# Start of EXERCISE MATERIALS
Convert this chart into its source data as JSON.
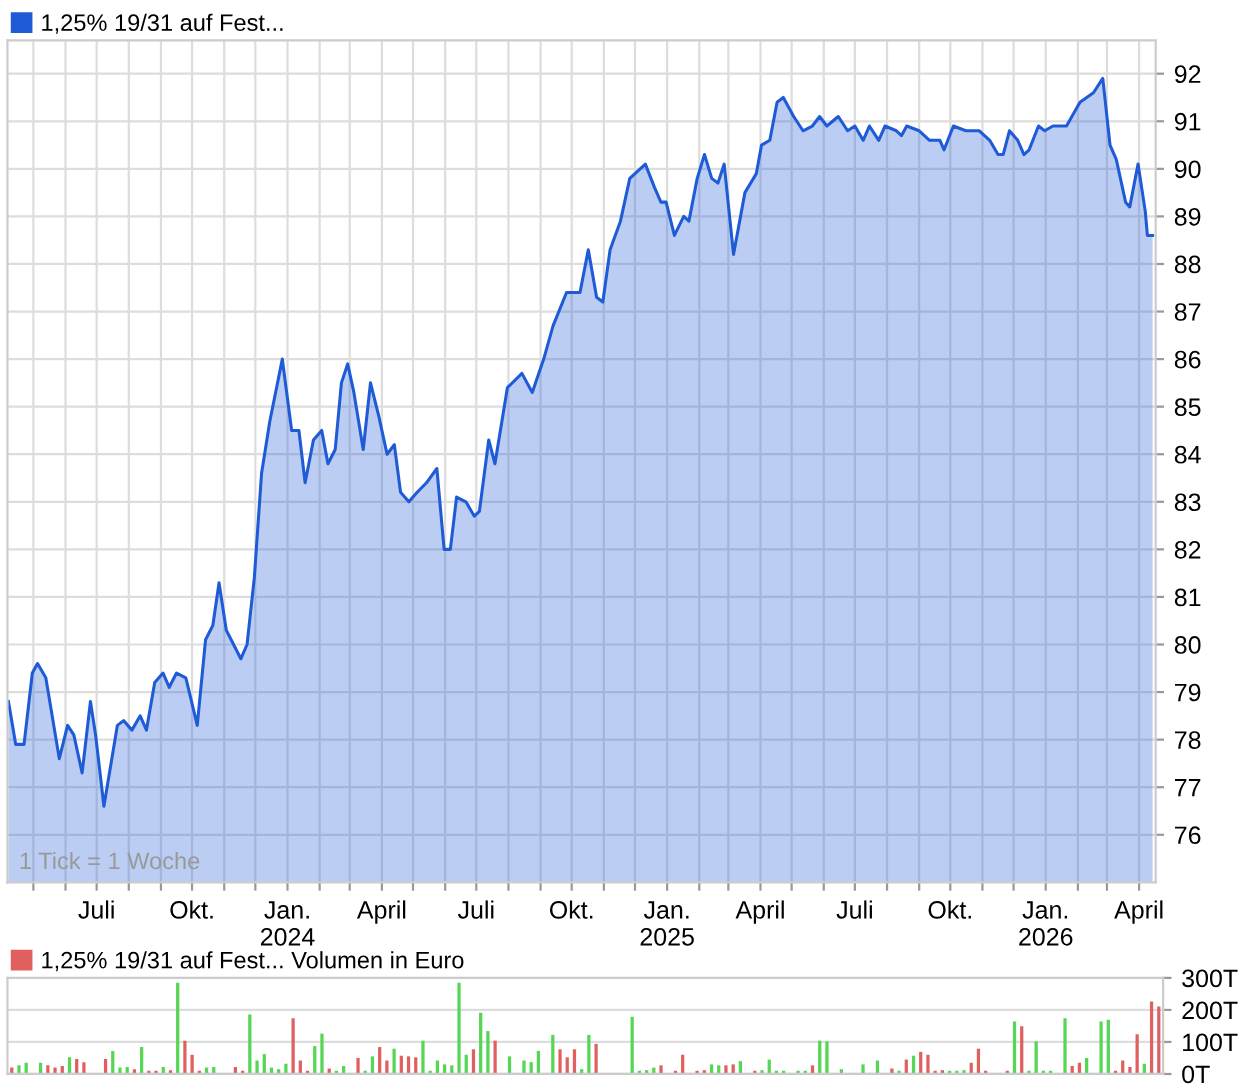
{
  "chart_data": [
    {
      "type": "area",
      "legend": "top left",
      "grid": true,
      "series": [
        {
          "name": "1,25% 19/31 auf Fest...",
          "color": "#1f5bd6",
          "x": [
            "2023-04-07",
            "2023-04-14",
            "2023-04-22",
            "2023-04-30",
            "2023-05-05",
            "2023-05-13",
            "2023-05-26",
            "2023-06-03",
            "2023-06-09",
            "2023-06-17",
            "2023-06-25",
            "2023-06-30",
            "2023-07-08",
            "2023-07-21",
            "2023-07-27",
            "2023-08-04",
            "2023-08-12",
            "2023-08-18",
            "2023-08-26",
            "2023-09-03",
            "2023-09-09",
            "2023-09-16",
            "2023-09-25",
            "2023-10-06",
            "2023-10-14",
            "2023-10-21",
            "2023-10-27",
            "2023-11-03",
            "2023-11-17",
            "2023-11-23",
            "2023-11-30",
            "2023-12-07",
            "2023-12-15",
            "2023-12-27",
            "2024-01-05",
            "2024-01-12",
            "2024-01-18",
            "2024-01-26",
            "2024-02-03",
            "2024-02-09",
            "2024-02-16",
            "2024-02-22",
            "2024-02-28",
            "2024-03-05",
            "2024-03-14",
            "2024-03-21",
            "2024-03-29",
            "2024-04-06",
            "2024-04-13",
            "2024-04-19",
            "2024-04-27",
            "2024-05-05",
            "2024-05-14",
            "2024-05-24",
            "2024-05-31",
            "2024-06-06",
            "2024-06-12",
            "2024-06-21",
            "2024-06-29",
            "2024-07-04",
            "2024-07-13",
            "2024-07-19",
            "2024-07-31",
            "2024-08-14",
            "2024-08-24",
            "2024-09-04",
            "2024-09-13",
            "2024-09-26",
            "2024-10-09",
            "2024-10-17",
            "2024-10-25",
            "2024-10-31",
            "2024-11-07",
            "2024-11-17",
            "2024-11-26",
            "2024-12-11",
            "2024-12-20",
            "2024-12-26",
            "2024-12-31",
            "2025-01-08",
            "2025-01-17",
            "2025-01-22",
            "2025-01-30",
            "2025-02-06",
            "2025-02-13",
            "2025-02-19",
            "2025-02-25",
            "2025-03-06",
            "2025-03-17",
            "2025-03-28",
            "2025-04-02",
            "2025-04-10",
            "2025-04-17",
            "2025-04-23",
            "2025-05-03",
            "2025-05-12",
            "2025-05-21",
            "2025-05-28",
            "2025-06-04",
            "2025-06-15",
            "2025-06-24",
            "2025-07-01",
            "2025-07-09",
            "2025-07-15",
            "2025-07-24",
            "2025-07-30",
            "2025-08-10",
            "2025-08-15",
            "2025-08-20",
            "2025-09-01",
            "2025-09-11",
            "2025-09-21",
            "2025-09-25",
            "2025-10-04",
            "2025-10-16",
            "2025-10-29",
            "2025-11-08",
            "2025-11-16",
            "2025-11-21",
            "2025-11-27",
            "2025-12-05",
            "2025-12-11",
            "2025-12-16",
            "2025-12-25",
            "2025-12-31",
            "2026-01-08",
            "2026-01-21",
            "2026-02-03",
            "2026-02-16",
            "2026-02-25",
            "2026-03-04",
            "2026-03-10",
            "2026-03-19",
            "2026-03-23",
            "2026-03-31",
            "2026-04-07",
            "2026-04-09",
            "2026-04-14"
          ],
          "values": [
            78.8,
            77.9,
            77.9,
            79.4,
            79.6,
            79.3,
            77.6,
            78.3,
            78.1,
            77.3,
            78.8,
            78.1,
            76.6,
            78.3,
            78.4,
            78.2,
            78.5,
            78.2,
            79.2,
            79.4,
            79.1,
            79.4,
            79.3,
            78.3,
            80.1,
            80.4,
            81.3,
            80.3,
            79.7,
            80.0,
            81.4,
            83.6,
            84.7,
            86.0,
            84.5,
            84.5,
            83.4,
            84.3,
            84.5,
            83.8,
            84.1,
            85.5,
            85.9,
            85.3,
            84.1,
            85.5,
            84.8,
            84.0,
            84.2,
            83.2,
            83.0,
            83.2,
            83.4,
            83.7,
            82.0,
            82.0,
            83.1,
            83.0,
            82.7,
            82.8,
            84.3,
            83.8,
            85.4,
            85.7,
            85.3,
            86.0,
            86.7,
            87.4,
            87.4,
            88.3,
            87.3,
            87.2,
            88.3,
            88.9,
            89.8,
            90.1,
            89.6,
            89.3,
            89.3,
            88.6,
            89.0,
            88.9,
            89.8,
            90.3,
            89.8,
            89.7,
            90.1,
            88.2,
            89.5,
            89.9,
            90.5,
            90.6,
            91.4,
            91.5,
            91.1,
            90.8,
            90.9,
            91.1,
            90.9,
            91.1,
            90.8,
            90.9,
            90.6,
            90.9,
            90.6,
            90.9,
            90.8,
            90.7,
            90.9,
            90.8,
            90.6,
            90.6,
            90.4,
            90.9,
            90.8,
            90.8,
            90.6,
            90.3,
            90.3,
            90.8,
            90.6,
            90.3,
            90.4,
            90.9,
            90.8,
            90.9,
            90.9,
            91.4,
            91.6,
            91.9,
            90.5,
            90.2,
            89.3,
            89.2,
            90.1,
            89.1,
            88.6,
            88.6
          ]
        }
      ],
      "xlim": [
        "2023-04-06",
        "2026-04-17"
      ],
      "xticks": [
        {
          "value": "2023-05-01",
          "label": null
        },
        {
          "value": "2023-06-01",
          "label": null
        },
        {
          "value": "2023-07-01",
          "label": "Juli"
        },
        {
          "value": "2023-08-01",
          "label": null
        },
        {
          "value": "2023-09-01",
          "label": null
        },
        {
          "value": "2023-10-01",
          "label": "Okt."
        },
        {
          "value": "2023-11-01",
          "label": null
        },
        {
          "value": "2023-12-01",
          "label": null
        },
        {
          "value": "2024-01-01",
          "label": "Jan.\n2024"
        },
        {
          "value": "2024-02-01",
          "label": null
        },
        {
          "value": "2024-03-01",
          "label": null
        },
        {
          "value": "2024-04-01",
          "label": "April"
        },
        {
          "value": "2024-05-01",
          "label": null
        },
        {
          "value": "2024-06-01",
          "label": null
        },
        {
          "value": "2024-07-01",
          "label": "Juli"
        },
        {
          "value": "2024-08-01",
          "label": null
        },
        {
          "value": "2024-09-01",
          "label": null
        },
        {
          "value": "2024-10-01",
          "label": "Okt."
        },
        {
          "value": "2024-11-01",
          "label": null
        },
        {
          "value": "2024-12-01",
          "label": null
        },
        {
          "value": "2025-01-01",
          "label": "Jan.\n2025"
        },
        {
          "value": "2025-02-01",
          "label": null
        },
        {
          "value": "2025-03-01",
          "label": null
        },
        {
          "value": "2025-04-01",
          "label": "April"
        },
        {
          "value": "2025-05-01",
          "label": null
        },
        {
          "value": "2025-06-01",
          "label": null
        },
        {
          "value": "2025-07-01",
          "label": "Juli"
        },
        {
          "value": "2025-08-01",
          "label": null
        },
        {
          "value": "2025-09-01",
          "label": null
        },
        {
          "value": "2025-10-01",
          "label": "Okt."
        },
        {
          "value": "2025-11-01",
          "label": null
        },
        {
          "value": "2025-12-01",
          "label": null
        },
        {
          "value": "2026-01-01",
          "label": "Jan.\n2026"
        },
        {
          "value": "2026-02-01",
          "label": null
        },
        {
          "value": "2026-03-01",
          "label": null
        },
        {
          "value": "2026-04-01",
          "label": "April"
        }
      ],
      "ylim": [
        75.0,
        92.7
      ],
      "yticks": [
        76,
        77,
        78,
        79,
        80,
        81,
        82,
        83,
        84,
        85,
        86,
        87,
        88,
        89,
        90,
        91,
        92
      ],
      "annotations": [
        "1 Tick = 1 Woche"
      ]
    },
    {
      "type": "bar",
      "legend": "top left",
      "grid": "y",
      "tick_labels": "y",
      "categories": [
        null,
        null,
        null,
        null,
        null,
        null,
        null,
        null,
        null,
        null,
        null,
        null,
        null,
        null,
        null,
        null,
        null,
        null,
        null,
        null,
        null,
        null,
        null,
        null,
        null,
        null,
        null,
        null,
        null,
        null,
        null,
        null,
        null,
        null,
        null,
        null,
        null,
        null,
        null,
        null,
        null,
        null,
        null,
        null,
        null,
        null,
        null,
        null,
        null,
        null,
        null,
        null,
        null,
        null,
        null,
        null,
        null,
        null,
        null,
        null,
        null,
        null,
        null,
        null,
        null,
        null,
        null,
        null,
        null,
        null,
        null,
        null,
        null,
        null,
        null,
        null,
        null,
        null,
        null,
        null,
        null,
        null,
        null,
        null,
        null,
        null,
        null,
        null,
        null,
        null,
        null,
        null,
        null,
        null,
        null,
        null,
        null,
        null,
        null,
        null,
        null,
        null,
        null,
        null,
        null,
        null,
        null,
        null,
        null,
        null,
        null,
        null,
        null,
        null,
        null,
        null,
        null,
        null,
        null,
        null,
        null,
        null,
        null,
        null,
        null,
        null,
        null,
        null,
        null,
        null,
        null,
        null,
        null,
        null,
        null,
        null,
        null,
        null,
        null,
        null,
        null,
        null,
        null,
        null,
        null,
        null,
        null,
        null,
        null,
        null,
        null,
        null,
        null,
        null,
        null,
        null,
        null,
        null,
        null,
        null
      ],
      "series": [
        {
          "name": "1,25% 19/31 auf Fest... Volumen in Euro",
          "color": "#e06060",
          "values": [
            20,
            27,
            35,
            null,
            35,
            27,
            20,
            25,
            52,
            47,
            37,
            null,
            null,
            47,
            72,
            20,
            22,
            15,
            84,
            10,
            10,
            22,
            12,
            285,
            104,
            60,
            10,
            20,
            22,
            null,
            null,
            22,
            10,
            186,
            42,
            62,
            20,
            15,
            32,
            174,
            42,
            10,
            87,
            126,
            17,
            10,
            25,
            null,
            50,
            10,
            55,
            84,
            42,
            79,
            57,
            55,
            52,
            104,
            10,
            42,
            30,
            27,
            285,
            60,
            77,
            191,
            134,
            104,
            null,
            55,
            null,
            42,
            37,
            72,
            null,
            122,
            77,
            52,
            77,
            15,
            122,
            94,
            null,
            null,
            null,
            null,
            179,
            10,
            12,
            20,
            27,
            null,
            10,
            60,
            null,
            10,
            12,
            30,
            27,
            27,
            30,
            40,
            null,
            10,
            12,
            45,
            10,
            10,
            null,
            10,
            10,
            27,
            104,
            102,
            null,
            15,
            null,
            null,
            30,
            null,
            42,
            null,
            17,
            10,
            45,
            57,
            69,
            60,
            10,
            12,
            10,
            10,
            12,
            35,
            79,
            10,
            null,
            null,
            10,
            164,
            149,
            10,
            102,
            10,
            10,
            null,
            174,
            25,
            35,
            50,
            null,
            164,
            169,
            10,
            42,
            22,
            124,
            32,
            226,
            211
          ],
          "colors": [
            "#e06060",
            "#55d655",
            "#55d655",
            null,
            "#55d655",
            "#e06060",
            "#e06060",
            "#e06060",
            "#55d655",
            "#e06060",
            "#e06060",
            null,
            null,
            "#e06060",
            "#55d655",
            "#55d655",
            "#55d655",
            "#e06060",
            "#55d655",
            "#e06060",
            "#e06060",
            "#55d655",
            "#e06060",
            "#55d655",
            "#e06060",
            "#e06060",
            "#e06060",
            "#55d655",
            "#55d655",
            null,
            null,
            "#e06060",
            "#e06060",
            "#55d655",
            "#55d655",
            "#55d655",
            "#55d655",
            "#55d655",
            "#55d655",
            "#e06060",
            "#e06060",
            "#e06060",
            "#55d655",
            "#55d655",
            "#e06060",
            "#55d655",
            "#55d655",
            null,
            "#e06060",
            "#55d655",
            "#55d655",
            "#e06060",
            "#e06060",
            "#55d655",
            "#e06060",
            "#e06060",
            "#e06060",
            "#55d655",
            "#55d655",
            "#55d655",
            "#55d655",
            "#55d655",
            "#55d655",
            "#55d655",
            "#e06060",
            "#55d655",
            "#55d655",
            "#e06060",
            null,
            "#55d655",
            null,
            "#55d655",
            "#55d655",
            "#55d655",
            null,
            "#55d655",
            "#e06060",
            "#e06060",
            "#e06060",
            "#55d655",
            "#55d655",
            "#e06060",
            null,
            null,
            null,
            null,
            "#55d655",
            "#55d655",
            "#55d655",
            "#55d655",
            "#e06060",
            null,
            "#e06060",
            "#e06060",
            null,
            "#e06060",
            "#e06060",
            "#55d655",
            "#55d655",
            "#e06060",
            "#e06060",
            "#55d655",
            null,
            "#e06060",
            "#55d655",
            "#55d655",
            "#55d655",
            "#55d655",
            null,
            "#55d655",
            "#55d655",
            "#e06060",
            "#55d655",
            "#55d655",
            null,
            "#55d655",
            null,
            null,
            "#55d655",
            null,
            "#55d655",
            null,
            "#e06060",
            "#55d655",
            "#e06060",
            "#55d655",
            "#e06060",
            "#e06060",
            "#e06060",
            "#e06060",
            "#55d655",
            "#55d655",
            "#55d655",
            "#e06060",
            "#e06060",
            "#e06060",
            null,
            null,
            "#e06060",
            "#55d655",
            "#e06060",
            "#55d655",
            "#55d655",
            "#55d655",
            "#55d655",
            null,
            "#55d655",
            "#e06060",
            "#e06060",
            "#55d655",
            null,
            "#55d655",
            "#55d655",
            "#e06060",
            "#e06060",
            "#e06060",
            "#e06060",
            "#55d655",
            "#e06060",
            "#e06060"
          ]
        }
      ],
      "ylim": [
        0,
        300
      ],
      "yticks": [
        {
          "value": 0,
          "label": "0T"
        },
        {
          "value": 100,
          "label": "100T"
        },
        {
          "value": 200,
          "label": "200T"
        },
        {
          "value": 300,
          "label": "300T"
        }
      ]
    }
  ]
}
# End of EXERCISE MATERIALS
Your answer should be a single number: the count of lines in the data that include the word "Fest".

2